[Data provided]:
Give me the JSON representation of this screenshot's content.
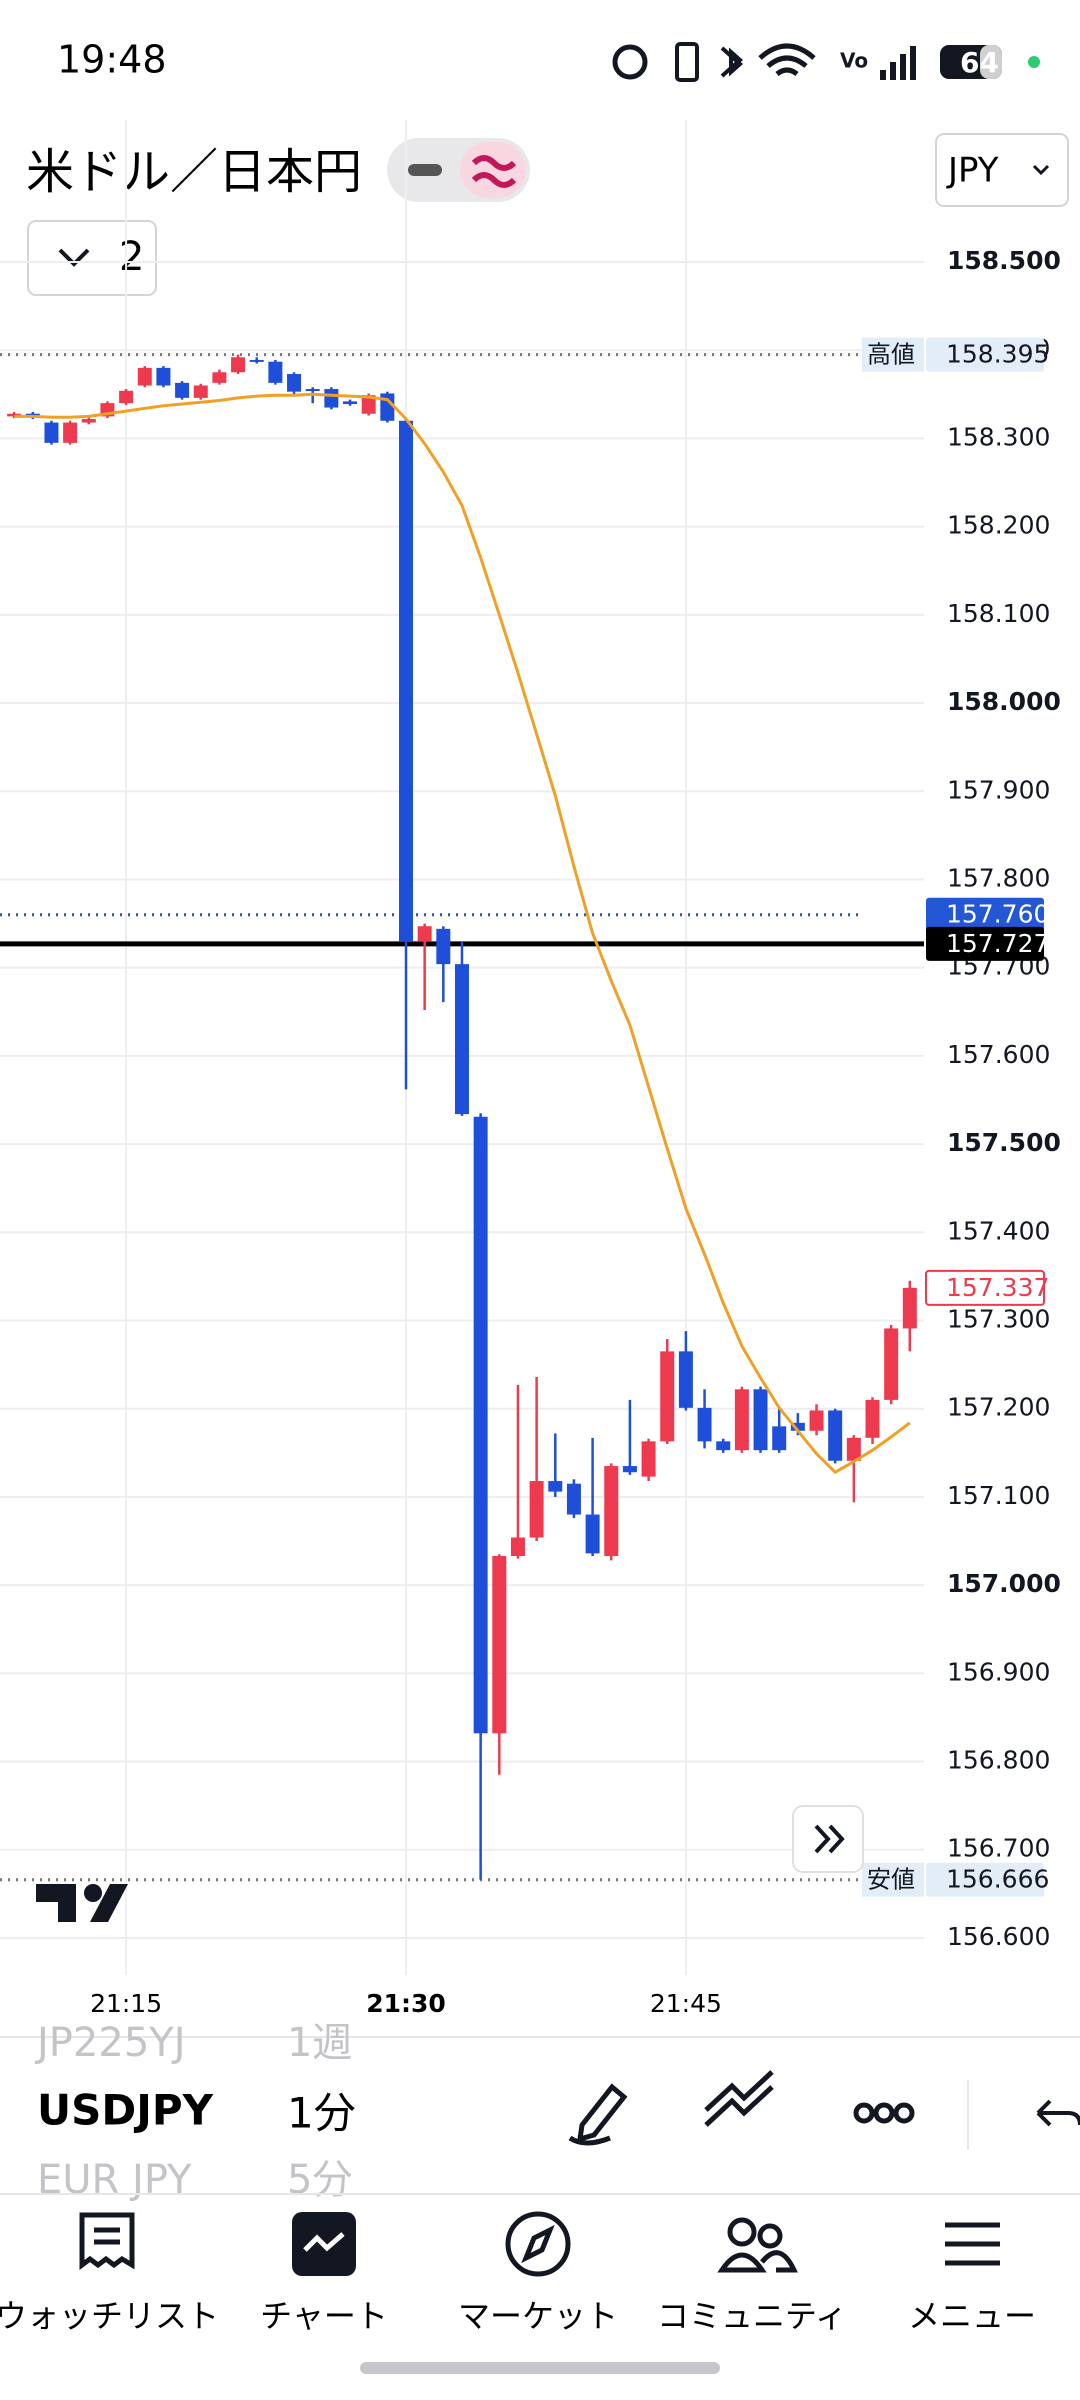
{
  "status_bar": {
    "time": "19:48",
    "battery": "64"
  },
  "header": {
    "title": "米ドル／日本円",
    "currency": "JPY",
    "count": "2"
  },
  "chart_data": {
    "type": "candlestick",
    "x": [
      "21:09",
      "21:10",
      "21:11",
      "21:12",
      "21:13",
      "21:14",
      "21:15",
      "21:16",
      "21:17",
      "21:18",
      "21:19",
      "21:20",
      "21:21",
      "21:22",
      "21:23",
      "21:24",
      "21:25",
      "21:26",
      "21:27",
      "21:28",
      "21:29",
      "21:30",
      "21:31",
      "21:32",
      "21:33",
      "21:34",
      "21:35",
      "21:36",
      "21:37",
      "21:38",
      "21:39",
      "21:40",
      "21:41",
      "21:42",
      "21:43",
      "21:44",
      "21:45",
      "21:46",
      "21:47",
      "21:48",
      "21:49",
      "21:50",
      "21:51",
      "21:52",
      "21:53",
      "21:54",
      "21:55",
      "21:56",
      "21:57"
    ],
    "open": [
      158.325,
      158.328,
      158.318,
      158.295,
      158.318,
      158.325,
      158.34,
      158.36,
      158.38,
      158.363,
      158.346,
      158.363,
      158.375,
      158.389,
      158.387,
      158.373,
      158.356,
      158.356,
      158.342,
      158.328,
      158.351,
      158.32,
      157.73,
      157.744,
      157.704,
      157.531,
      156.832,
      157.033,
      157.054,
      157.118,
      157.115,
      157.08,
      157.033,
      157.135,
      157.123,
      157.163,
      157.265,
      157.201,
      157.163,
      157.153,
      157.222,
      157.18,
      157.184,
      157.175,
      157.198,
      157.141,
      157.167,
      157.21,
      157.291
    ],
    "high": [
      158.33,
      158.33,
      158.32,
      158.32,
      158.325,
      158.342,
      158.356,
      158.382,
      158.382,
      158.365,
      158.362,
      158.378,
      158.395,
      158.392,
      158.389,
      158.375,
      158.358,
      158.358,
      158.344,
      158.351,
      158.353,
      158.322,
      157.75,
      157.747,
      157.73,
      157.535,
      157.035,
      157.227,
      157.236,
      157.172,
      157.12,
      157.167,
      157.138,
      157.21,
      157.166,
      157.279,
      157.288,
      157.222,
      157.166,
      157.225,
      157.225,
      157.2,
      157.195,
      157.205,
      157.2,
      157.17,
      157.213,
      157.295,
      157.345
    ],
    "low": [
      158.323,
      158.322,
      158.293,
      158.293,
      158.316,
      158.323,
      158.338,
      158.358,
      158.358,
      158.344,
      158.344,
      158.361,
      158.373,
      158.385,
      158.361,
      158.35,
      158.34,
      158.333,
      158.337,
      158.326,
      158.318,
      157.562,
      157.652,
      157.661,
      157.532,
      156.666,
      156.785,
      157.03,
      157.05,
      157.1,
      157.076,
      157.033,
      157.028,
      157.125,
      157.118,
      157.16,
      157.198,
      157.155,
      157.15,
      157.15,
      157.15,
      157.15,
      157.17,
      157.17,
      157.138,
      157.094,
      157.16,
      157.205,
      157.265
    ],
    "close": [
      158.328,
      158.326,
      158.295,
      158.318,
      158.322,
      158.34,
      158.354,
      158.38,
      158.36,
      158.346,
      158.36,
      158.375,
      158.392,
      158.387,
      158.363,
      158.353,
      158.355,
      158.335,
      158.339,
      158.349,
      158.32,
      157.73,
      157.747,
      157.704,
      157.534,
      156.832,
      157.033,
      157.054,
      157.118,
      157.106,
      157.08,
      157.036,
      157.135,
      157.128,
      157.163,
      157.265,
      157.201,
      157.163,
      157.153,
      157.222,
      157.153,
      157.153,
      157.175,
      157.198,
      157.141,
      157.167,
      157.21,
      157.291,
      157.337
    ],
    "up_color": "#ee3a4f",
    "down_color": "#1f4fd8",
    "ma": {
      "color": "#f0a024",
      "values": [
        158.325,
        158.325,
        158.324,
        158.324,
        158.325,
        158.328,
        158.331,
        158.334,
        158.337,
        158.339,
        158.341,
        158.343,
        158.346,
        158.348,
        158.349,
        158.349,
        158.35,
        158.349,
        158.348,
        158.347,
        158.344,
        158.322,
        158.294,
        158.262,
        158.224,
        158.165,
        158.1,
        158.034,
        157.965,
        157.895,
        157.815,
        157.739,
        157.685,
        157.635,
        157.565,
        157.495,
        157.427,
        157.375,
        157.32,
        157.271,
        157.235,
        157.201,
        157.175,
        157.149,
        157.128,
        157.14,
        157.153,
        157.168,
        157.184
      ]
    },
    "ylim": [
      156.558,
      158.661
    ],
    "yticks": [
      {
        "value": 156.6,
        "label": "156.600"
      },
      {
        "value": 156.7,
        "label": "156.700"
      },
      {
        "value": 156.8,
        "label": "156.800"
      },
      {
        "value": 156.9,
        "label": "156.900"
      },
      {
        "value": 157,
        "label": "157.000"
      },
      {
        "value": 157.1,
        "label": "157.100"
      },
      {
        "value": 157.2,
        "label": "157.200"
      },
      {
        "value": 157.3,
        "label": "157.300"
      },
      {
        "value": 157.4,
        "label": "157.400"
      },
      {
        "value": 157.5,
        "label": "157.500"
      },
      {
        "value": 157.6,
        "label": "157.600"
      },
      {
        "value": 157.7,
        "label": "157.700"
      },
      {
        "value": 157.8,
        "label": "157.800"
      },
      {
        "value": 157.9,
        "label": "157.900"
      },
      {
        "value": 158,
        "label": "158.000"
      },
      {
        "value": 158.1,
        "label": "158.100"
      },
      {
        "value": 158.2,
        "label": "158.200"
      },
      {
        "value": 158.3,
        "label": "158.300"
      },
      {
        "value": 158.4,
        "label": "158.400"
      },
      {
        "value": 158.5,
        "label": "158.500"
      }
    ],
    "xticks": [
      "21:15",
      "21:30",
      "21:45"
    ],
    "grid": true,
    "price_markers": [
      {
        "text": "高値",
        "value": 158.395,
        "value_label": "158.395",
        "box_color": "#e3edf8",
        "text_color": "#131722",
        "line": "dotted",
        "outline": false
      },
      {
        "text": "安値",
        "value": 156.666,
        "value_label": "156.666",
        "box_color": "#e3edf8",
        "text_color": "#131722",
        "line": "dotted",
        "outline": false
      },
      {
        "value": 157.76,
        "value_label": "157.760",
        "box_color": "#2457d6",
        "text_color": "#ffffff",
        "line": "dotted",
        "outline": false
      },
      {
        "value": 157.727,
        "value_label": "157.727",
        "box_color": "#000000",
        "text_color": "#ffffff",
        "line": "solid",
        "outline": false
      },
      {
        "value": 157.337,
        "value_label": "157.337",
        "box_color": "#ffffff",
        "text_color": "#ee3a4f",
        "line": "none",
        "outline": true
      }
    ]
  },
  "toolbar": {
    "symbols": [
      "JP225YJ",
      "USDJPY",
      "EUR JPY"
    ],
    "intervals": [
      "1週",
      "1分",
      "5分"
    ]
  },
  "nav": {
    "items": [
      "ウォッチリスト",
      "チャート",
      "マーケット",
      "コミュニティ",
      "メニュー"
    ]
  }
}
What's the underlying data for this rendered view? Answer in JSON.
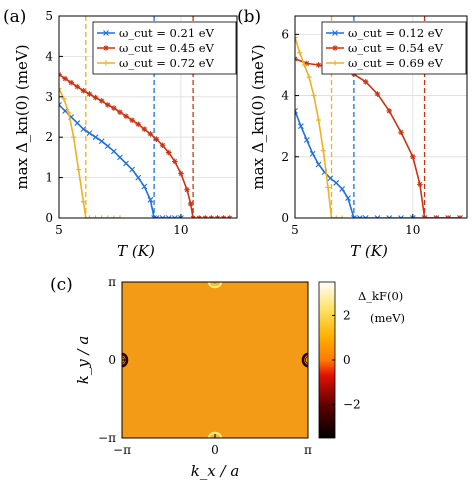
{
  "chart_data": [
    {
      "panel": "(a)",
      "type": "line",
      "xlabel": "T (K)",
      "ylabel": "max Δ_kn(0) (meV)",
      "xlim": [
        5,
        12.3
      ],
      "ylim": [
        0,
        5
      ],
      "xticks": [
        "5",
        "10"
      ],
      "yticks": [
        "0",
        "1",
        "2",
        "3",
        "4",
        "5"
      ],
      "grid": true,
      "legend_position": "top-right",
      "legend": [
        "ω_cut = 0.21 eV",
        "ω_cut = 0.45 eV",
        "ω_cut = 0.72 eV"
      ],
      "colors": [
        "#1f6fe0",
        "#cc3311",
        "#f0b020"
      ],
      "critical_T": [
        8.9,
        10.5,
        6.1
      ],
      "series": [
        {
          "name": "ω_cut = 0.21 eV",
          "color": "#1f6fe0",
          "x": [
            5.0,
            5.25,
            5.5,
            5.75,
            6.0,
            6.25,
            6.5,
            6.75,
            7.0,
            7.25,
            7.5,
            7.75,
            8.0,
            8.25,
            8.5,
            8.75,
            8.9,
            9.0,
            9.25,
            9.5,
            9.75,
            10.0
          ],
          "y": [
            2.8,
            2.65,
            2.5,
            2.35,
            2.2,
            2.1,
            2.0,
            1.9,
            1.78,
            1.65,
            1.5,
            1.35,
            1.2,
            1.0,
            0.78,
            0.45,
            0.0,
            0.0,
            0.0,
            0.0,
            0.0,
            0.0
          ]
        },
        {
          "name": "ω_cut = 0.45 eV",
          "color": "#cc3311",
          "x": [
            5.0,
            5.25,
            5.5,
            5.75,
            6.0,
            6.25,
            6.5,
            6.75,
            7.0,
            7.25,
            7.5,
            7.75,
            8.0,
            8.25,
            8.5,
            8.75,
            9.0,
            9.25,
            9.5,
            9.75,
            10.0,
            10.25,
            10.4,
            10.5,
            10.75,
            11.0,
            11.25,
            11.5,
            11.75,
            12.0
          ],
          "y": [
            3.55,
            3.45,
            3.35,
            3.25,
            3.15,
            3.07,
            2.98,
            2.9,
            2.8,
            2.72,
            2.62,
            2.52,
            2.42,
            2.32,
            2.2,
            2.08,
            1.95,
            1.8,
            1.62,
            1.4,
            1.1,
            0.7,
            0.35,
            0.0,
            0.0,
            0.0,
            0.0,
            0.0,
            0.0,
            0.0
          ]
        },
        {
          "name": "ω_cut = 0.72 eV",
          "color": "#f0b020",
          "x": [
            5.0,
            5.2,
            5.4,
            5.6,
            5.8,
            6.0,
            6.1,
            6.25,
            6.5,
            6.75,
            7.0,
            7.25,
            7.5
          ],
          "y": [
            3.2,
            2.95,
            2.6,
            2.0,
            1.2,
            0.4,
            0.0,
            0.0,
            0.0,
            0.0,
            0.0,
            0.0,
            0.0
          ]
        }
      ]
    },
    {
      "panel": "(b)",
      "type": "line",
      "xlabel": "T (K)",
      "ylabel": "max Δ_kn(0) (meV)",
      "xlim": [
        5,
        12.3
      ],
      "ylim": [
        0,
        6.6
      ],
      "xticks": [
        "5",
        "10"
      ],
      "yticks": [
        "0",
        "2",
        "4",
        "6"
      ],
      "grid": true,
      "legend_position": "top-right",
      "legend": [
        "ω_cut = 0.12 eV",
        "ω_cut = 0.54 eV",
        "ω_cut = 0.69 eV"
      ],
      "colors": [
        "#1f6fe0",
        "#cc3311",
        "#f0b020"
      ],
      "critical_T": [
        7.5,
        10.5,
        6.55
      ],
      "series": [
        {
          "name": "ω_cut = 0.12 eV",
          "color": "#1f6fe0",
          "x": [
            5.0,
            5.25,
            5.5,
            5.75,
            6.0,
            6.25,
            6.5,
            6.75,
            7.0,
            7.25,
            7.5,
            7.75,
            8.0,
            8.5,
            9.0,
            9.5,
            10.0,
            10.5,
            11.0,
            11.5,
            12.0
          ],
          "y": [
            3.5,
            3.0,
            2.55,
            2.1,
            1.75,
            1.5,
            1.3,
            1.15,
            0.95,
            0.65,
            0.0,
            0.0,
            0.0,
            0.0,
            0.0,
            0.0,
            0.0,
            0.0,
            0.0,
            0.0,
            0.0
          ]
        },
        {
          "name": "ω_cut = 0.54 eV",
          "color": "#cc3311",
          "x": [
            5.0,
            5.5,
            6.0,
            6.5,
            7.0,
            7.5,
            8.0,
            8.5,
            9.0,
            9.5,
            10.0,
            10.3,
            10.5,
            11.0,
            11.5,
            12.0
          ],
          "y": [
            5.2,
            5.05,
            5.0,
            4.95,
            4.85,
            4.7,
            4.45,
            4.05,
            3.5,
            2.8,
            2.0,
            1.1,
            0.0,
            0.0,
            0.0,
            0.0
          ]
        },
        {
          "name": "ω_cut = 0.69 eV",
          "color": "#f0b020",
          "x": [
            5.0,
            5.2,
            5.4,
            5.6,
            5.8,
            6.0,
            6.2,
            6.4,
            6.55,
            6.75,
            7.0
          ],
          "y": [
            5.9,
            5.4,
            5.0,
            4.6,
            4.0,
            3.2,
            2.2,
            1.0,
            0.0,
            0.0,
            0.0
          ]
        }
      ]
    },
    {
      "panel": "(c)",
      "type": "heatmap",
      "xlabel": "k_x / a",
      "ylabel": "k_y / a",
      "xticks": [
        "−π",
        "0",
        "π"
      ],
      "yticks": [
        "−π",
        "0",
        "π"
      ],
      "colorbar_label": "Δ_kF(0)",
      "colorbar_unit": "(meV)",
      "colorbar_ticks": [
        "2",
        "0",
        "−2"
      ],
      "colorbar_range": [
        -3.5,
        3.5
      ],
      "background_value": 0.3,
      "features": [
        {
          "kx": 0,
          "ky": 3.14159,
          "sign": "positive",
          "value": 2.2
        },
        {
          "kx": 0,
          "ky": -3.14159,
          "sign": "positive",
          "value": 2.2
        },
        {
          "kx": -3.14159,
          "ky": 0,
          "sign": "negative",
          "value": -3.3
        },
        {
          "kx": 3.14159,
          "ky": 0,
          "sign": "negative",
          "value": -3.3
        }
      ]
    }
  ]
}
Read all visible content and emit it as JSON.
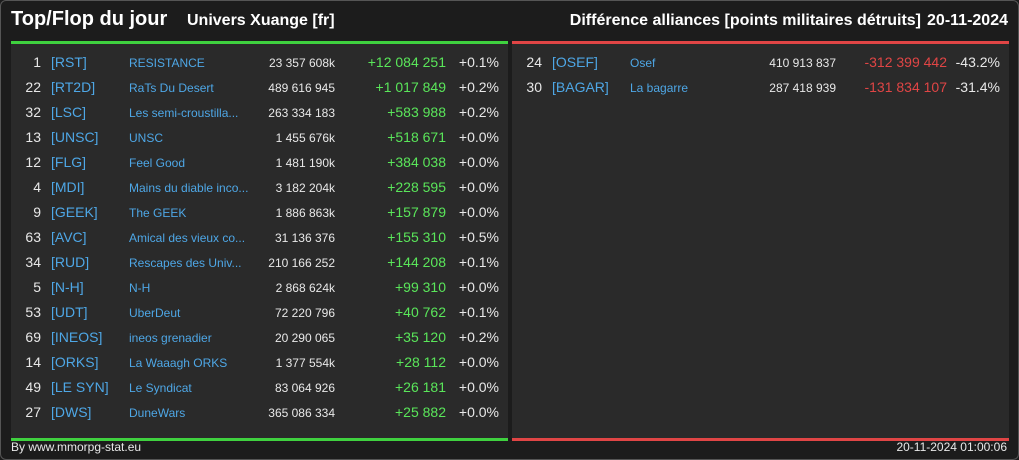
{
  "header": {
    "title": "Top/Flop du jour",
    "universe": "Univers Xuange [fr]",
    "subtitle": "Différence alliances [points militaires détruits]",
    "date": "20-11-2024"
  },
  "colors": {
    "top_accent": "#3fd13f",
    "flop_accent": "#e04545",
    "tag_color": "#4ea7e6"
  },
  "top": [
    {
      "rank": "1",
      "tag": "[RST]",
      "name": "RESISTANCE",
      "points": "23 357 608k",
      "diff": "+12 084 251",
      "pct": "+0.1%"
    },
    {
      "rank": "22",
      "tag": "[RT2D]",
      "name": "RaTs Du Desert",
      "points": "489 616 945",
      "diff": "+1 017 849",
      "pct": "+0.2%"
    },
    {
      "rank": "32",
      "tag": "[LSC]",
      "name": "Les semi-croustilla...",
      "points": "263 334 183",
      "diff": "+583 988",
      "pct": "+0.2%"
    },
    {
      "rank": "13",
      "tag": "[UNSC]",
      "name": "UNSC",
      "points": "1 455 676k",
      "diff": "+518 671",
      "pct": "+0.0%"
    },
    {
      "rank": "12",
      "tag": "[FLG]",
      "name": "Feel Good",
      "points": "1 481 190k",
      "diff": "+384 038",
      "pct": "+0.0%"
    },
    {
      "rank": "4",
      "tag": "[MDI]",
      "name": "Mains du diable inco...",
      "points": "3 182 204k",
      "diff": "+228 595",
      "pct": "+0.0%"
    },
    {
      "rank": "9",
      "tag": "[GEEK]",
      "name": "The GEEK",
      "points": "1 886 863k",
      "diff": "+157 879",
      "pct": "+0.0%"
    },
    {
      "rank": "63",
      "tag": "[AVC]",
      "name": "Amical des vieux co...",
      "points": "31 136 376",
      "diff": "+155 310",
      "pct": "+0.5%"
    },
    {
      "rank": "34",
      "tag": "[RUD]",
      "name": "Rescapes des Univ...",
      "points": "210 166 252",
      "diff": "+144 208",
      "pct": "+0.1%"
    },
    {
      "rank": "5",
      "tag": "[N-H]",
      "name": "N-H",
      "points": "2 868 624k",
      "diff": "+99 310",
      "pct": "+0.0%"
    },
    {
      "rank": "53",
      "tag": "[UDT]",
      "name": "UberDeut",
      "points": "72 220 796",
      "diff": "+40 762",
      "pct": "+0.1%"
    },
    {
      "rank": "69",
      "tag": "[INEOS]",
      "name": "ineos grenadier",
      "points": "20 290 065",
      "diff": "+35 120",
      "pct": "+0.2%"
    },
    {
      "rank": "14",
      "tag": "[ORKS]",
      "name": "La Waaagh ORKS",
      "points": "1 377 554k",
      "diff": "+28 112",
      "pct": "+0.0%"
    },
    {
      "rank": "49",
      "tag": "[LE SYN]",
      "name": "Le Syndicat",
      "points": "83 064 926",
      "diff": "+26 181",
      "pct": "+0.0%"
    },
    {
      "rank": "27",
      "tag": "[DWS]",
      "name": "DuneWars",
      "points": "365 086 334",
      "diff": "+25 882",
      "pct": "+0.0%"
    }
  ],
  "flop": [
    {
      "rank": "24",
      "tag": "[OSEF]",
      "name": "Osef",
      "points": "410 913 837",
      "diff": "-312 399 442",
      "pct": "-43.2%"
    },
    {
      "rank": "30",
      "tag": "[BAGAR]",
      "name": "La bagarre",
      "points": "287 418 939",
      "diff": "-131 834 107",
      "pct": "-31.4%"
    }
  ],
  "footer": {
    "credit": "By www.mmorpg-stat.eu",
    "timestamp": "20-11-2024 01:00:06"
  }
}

[Problem]: Look over the records above and copy each line that includes the string "type".

[Response]:
    "type": "candlestick",
      "type": "line",
      "type": "line",
      "type": "heatmap",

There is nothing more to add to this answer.